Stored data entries
┄┄┄┄┄┄
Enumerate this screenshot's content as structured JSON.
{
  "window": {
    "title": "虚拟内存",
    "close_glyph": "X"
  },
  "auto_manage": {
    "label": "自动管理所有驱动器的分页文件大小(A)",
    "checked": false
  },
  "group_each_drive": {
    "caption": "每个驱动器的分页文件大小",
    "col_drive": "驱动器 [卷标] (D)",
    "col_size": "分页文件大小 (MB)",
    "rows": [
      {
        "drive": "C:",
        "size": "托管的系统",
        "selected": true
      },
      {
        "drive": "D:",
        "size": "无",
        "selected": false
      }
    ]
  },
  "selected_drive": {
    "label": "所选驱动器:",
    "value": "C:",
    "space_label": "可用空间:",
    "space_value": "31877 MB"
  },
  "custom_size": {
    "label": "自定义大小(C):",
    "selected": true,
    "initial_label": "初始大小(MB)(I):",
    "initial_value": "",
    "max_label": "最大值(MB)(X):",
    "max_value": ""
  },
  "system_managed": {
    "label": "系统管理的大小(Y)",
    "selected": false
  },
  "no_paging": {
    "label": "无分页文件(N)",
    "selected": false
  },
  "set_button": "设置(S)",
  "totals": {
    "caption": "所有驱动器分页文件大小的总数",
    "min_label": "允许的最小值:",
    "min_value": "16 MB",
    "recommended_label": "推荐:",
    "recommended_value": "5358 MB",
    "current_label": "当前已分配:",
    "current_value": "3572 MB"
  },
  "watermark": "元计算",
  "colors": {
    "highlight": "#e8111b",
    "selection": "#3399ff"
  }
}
┄┄┄┄┄┄
What is being asked: Print out every entry, keeping each one exact.

Response below:
Enumerate this screenshot's content as structured JSON.
{
  "window": {
    "title": "虚拟内存",
    "close_glyph": "X"
  },
  "auto_manage": {
    "label": "自动管理所有驱动器的分页文件大小(A)",
    "checked": false
  },
  "group_each_drive": {
    "caption": "每个驱动器的分页文件大小",
    "col_drive": "驱动器 [卷标] (D)",
    "col_size": "分页文件大小 (MB)",
    "rows": [
      {
        "drive": "C:",
        "size": "托管的系统",
        "selected": true
      },
      {
        "drive": "D:",
        "size": "无",
        "selected": false
      }
    ]
  },
  "selected_drive": {
    "label": "所选驱动器:",
    "value": "C:",
    "space_label": "可用空间:",
    "space_value": "31877 MB"
  },
  "custom_size": {
    "label": "自定义大小(C):",
    "selected": true,
    "initial_label": "初始大小(MB)(I):",
    "initial_value": "",
    "max_label": "最大值(MB)(X):",
    "max_value": ""
  },
  "system_managed": {
    "label": "系统管理的大小(Y)",
    "selected": false
  },
  "no_paging": {
    "label": "无分页文件(N)",
    "selected": false
  },
  "set_button": "设置(S)",
  "totals": {
    "caption": "所有驱动器分页文件大小的总数",
    "min_label": "允许的最小值:",
    "min_value": "16 MB",
    "recommended_label": "推荐:",
    "recommended_value": "5358 MB",
    "current_label": "当前已分配:",
    "current_value": "3572 MB"
  },
  "watermark": "元计算",
  "colors": {
    "highlight": "#e8111b",
    "selection": "#3399ff"
  }
}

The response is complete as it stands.